Write the records out again, precisely as they stand.

begin AVAILABLE RECORDS

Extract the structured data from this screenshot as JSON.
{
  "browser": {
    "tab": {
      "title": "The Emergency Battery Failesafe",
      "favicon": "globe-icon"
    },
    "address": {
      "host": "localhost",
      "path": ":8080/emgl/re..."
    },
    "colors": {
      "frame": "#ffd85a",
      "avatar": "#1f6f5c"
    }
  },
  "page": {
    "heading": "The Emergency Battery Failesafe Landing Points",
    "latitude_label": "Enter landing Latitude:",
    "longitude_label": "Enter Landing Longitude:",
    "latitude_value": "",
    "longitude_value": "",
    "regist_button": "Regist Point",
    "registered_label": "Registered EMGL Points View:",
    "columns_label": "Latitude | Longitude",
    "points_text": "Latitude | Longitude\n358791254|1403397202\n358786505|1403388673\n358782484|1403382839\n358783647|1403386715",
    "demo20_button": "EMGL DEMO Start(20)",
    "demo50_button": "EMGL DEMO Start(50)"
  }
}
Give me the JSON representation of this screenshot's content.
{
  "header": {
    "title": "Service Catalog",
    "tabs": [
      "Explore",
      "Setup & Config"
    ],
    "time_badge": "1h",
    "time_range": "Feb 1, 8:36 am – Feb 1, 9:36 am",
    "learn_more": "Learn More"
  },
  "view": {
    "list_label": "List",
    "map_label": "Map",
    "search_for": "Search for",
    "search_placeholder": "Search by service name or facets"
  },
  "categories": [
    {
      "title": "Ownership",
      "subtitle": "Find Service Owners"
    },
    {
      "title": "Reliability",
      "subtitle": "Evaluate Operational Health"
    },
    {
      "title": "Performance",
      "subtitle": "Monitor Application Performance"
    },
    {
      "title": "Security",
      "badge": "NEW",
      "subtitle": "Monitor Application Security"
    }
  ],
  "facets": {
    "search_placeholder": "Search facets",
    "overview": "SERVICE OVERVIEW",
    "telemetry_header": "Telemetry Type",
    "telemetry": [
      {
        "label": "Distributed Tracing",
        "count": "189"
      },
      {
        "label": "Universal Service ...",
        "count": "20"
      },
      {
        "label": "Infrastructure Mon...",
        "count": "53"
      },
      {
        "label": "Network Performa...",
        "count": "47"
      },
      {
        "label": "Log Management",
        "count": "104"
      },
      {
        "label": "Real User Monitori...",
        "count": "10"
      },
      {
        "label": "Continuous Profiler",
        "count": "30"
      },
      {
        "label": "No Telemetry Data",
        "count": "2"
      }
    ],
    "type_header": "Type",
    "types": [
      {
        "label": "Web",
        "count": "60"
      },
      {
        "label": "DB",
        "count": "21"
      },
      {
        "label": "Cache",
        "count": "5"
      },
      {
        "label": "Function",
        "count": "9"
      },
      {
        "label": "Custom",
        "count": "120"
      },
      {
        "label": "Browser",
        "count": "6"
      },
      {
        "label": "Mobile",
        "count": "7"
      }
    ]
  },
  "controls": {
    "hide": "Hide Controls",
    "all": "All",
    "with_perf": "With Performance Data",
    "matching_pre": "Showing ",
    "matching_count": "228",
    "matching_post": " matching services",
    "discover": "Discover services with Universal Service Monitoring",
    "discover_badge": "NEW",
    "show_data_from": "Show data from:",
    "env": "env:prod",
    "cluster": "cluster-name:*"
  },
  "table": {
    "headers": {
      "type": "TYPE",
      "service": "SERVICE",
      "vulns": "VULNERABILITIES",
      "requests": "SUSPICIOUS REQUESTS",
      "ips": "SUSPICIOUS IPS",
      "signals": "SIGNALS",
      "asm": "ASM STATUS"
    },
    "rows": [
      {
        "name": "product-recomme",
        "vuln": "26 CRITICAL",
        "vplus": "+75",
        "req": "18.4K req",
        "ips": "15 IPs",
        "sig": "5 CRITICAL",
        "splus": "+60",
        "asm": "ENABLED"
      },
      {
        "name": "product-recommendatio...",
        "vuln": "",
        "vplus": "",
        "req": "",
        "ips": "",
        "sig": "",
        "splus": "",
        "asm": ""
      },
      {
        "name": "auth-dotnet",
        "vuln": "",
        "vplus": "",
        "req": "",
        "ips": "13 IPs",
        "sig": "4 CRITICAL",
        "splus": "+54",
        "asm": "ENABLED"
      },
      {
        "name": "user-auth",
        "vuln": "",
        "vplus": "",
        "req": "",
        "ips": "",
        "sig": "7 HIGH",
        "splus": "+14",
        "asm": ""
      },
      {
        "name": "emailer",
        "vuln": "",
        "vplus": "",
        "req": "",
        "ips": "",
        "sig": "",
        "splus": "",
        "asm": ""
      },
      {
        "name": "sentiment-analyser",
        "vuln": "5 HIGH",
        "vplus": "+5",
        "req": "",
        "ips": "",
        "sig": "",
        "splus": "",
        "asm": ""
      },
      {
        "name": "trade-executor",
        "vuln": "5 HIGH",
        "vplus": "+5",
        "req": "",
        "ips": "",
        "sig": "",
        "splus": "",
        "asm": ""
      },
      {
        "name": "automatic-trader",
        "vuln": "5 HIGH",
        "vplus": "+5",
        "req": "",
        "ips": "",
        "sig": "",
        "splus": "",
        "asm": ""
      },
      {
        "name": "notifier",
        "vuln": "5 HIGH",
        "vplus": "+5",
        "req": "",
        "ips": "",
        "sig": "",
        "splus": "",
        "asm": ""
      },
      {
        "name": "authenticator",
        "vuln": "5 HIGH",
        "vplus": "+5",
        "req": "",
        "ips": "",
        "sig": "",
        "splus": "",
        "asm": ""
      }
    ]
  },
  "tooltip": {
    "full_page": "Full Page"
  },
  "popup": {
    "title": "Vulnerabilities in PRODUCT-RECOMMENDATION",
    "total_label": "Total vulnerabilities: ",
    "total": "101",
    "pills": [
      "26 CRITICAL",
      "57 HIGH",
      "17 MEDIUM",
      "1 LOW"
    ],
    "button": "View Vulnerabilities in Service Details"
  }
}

end AVAILABLE RECORDS

▸ TASK RESULT:
Extract the structured data from this screenshot as JSON.
{
  "browser": {
    "tab": {
      "title": "The Emergency Battery Failesafe",
      "favicon": "globe-icon"
    },
    "address": {
      "host": "localhost",
      "path": ":8080/emgl/re..."
    },
    "colors": {
      "frame": "#ffd85a",
      "avatar": "#1f6f5c"
    }
  },
  "page": {
    "heading": "The Emergency Battery Failesafe Landing Points",
    "latitude_label": "Enter landing Latitude:",
    "longitude_label": "Enter Landing Longitude:",
    "latitude_value": "",
    "longitude_value": "",
    "regist_button": "Regist Point",
    "registered_label": "Registered EMGL Points View:",
    "columns_label": "Latitude | Longitude",
    "points_text": "Latitude | Longitude\n358791254|1403397202\n358786505|1403388673\n358782484|1403382839\n358783647|1403386715",
    "demo20_button": "EMGL DEMO Start(20)",
    "demo50_button": "EMGL DEMO Start(50)"
  }
}
Give me the JSON representation of this screenshot's content.
{
  "header": {
    "title": "Service Catalog",
    "tabs": [
      "Explore",
      "Setup & Config"
    ],
    "time_badge": "1h",
    "time_range": "Feb 1, 8:36 am – Feb 1, 9:36 am",
    "learn_more": "Learn More"
  },
  "view": {
    "list_label": "List",
    "map_label": "Map",
    "search_for": "Search for",
    "search_placeholder": "Search by service name or facets"
  },
  "categories": [
    {
      "title": "Ownership",
      "subtitle": "Find Service Owners"
    },
    {
      "title": "Reliability",
      "subtitle": "Evaluate Operational Health"
    },
    {
      "title": "Performance",
      "subtitle": "Monitor Application Performance"
    },
    {
      "title": "Security",
      "badge": "NEW",
      "subtitle": "Monitor Application Security"
    }
  ],
  "facets": {
    "search_placeholder": "Search facets",
    "overview": "SERVICE OVERVIEW",
    "telemetry_header": "Telemetry Type",
    "telemetry": [
      {
        "label": "Distributed Tracing",
        "count": "189"
      },
      {
        "label": "Universal Service ...",
        "count": "20"
      },
      {
        "label": "Infrastructure Mon...",
        "count": "53"
      },
      {
        "label": "Network Performa...",
        "count": "47"
      },
      {
        "label": "Log Management",
        "count": "104"
      },
      {
        "label": "Real User Monitori...",
        "count": "10"
      },
      {
        "label": "Continuous Profiler",
        "count": "30"
      },
      {
        "label": "No Telemetry Data",
        "count": "2"
      }
    ],
    "type_header": "Type",
    "types": [
      {
        "label": "Web",
        "count": "60"
      },
      {
        "label": "DB",
        "count": "21"
      },
      {
        "label": "Cache",
        "count": "5"
      },
      {
        "label": "Function",
        "count": "9"
      },
      {
        "label": "Custom",
        "count": "120"
      },
      {
        "label": "Browser",
        "count": "6"
      },
      {
        "label": "Mobile",
        "count": "7"
      }
    ]
  },
  "controls": {
    "hide": "Hide Controls",
    "all": "All",
    "with_perf": "With Performance Data",
    "matching_pre": "Showing ",
    "matching_count": "228",
    "matching_post": " matching services",
    "discover": "Discover services with Universal Service Monitoring",
    "discover_badge": "NEW",
    "show_data_from": "Show data from:",
    "env": "env:prod",
    "cluster": "cluster-name:*"
  },
  "table": {
    "headers": {
      "type": "TYPE",
      "service": "SERVICE",
      "vulns": "VULNERABILITIES",
      "requests": "SUSPICIOUS REQUESTS",
      "ips": "SUSPICIOUS IPS",
      "signals": "SIGNALS",
      "asm": "ASM STATUS"
    },
    "rows": [
      {
        "name": "product-recomme",
        "vuln": "26 CRITICAL",
        "vplus": "+75",
        "req": "18.4K req",
        "ips": "15 IPs",
        "sig": "5 CRITICAL",
        "splus": "+60",
        "asm": "ENABLED"
      },
      {
        "name": "product-recommendatio...",
        "vuln": "",
        "vplus": "",
        "req": "",
        "ips": "",
        "sig": "",
        "splus": "",
        "asm": ""
      },
      {
        "name": "auth-dotnet",
        "vuln": "",
        "vplus": "",
        "req": "",
        "ips": "13 IPs",
        "sig": "4 CRITICAL",
        "splus": "+54",
        "asm": "ENABLED"
      },
      {
        "name": "user-auth",
        "vuln": "",
        "vplus": "",
        "req": "",
        "ips": "",
        "sig": "7 HIGH",
        "splus": "+14",
        "asm": ""
      },
      {
        "name": "emailer",
        "vuln": "",
        "vplus": "",
        "req": "",
        "ips": "",
        "sig": "",
        "splus": "",
        "asm": ""
      },
      {
        "name": "sentiment-analyser",
        "vuln": "5 HIGH",
        "vplus": "+5",
        "req": "",
        "ips": "",
        "sig": "",
        "splus": "",
        "asm": ""
      },
      {
        "name": "trade-executor",
        "vuln": "5 HIGH",
        "vplus": "+5",
        "req": "",
        "ips": "",
        "sig": "",
        "splus": "",
        "asm": ""
      },
      {
        "name": "automatic-trader",
        "vuln": "5 HIGH",
        "vplus": "+5",
        "req": "",
        "ips": "",
        "sig": "",
        "splus": "",
        "asm": ""
      },
      {
        "name": "notifier",
        "vuln": "5 HIGH",
        "vplus": "+5",
        "req": "",
        "ips": "",
        "sig": "",
        "splus": "",
        "asm": ""
      },
      {
        "name": "authenticator",
        "vuln": "5 HIGH",
        "vplus": "+5",
        "req": "",
        "ips": "",
        "sig": "",
        "splus": "",
        "asm": ""
      }
    ]
  },
  "tooltip": {
    "full_page": "Full Page"
  },
  "popup": {
    "title": "Vulnerabilities in PRODUCT-RECOMMENDATION",
    "total_label": "Total vulnerabilities: ",
    "total": "101",
    "pills": [
      "26 CRITICAL",
      "57 HIGH",
      "17 MEDIUM",
      "1 LOW"
    ],
    "button": "View Vulnerabilities in Service Details"
  }
}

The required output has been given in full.